Written request
Keep only the lines of the data below that contain "name", and copy them.

**********

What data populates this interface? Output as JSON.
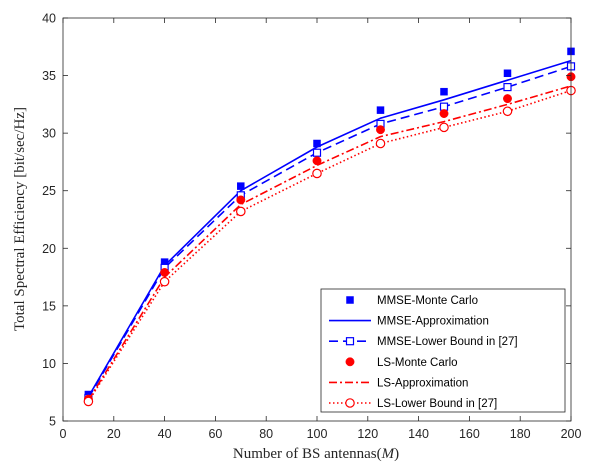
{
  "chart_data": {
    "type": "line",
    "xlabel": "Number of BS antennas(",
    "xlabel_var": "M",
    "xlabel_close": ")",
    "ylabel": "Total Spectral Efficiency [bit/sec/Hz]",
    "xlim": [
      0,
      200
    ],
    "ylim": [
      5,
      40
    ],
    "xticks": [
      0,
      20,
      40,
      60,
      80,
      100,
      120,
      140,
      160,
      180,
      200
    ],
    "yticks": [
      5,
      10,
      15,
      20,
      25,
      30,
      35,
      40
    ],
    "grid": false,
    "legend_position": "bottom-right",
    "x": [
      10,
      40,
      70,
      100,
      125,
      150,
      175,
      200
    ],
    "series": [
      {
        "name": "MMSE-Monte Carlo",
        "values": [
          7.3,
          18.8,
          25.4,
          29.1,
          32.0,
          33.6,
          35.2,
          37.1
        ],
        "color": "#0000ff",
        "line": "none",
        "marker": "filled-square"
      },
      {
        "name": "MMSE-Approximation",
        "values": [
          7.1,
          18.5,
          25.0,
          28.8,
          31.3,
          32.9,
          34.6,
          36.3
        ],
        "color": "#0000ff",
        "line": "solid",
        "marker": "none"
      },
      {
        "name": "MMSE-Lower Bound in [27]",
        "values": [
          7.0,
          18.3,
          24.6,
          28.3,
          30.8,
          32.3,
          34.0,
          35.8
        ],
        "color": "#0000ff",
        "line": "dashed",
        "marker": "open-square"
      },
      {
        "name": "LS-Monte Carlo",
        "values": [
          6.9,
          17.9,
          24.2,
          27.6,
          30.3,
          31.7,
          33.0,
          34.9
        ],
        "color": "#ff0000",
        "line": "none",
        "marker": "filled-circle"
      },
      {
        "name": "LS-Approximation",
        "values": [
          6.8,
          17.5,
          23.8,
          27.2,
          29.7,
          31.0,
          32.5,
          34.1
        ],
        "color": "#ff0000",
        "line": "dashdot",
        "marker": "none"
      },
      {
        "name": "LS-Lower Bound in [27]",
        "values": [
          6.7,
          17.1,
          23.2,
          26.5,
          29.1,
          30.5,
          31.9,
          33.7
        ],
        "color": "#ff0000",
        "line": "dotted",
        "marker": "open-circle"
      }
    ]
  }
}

**********

Task solution
        "name": "MMSE-Monte Carlo",
        "name": "MMSE-Approximation",
        "name": "MMSE-Lower Bound in [27]",
        "name": "LS-Monte Carlo",
        "name": "LS-Approximation",
        "name": "LS-Lower Bound in [27]",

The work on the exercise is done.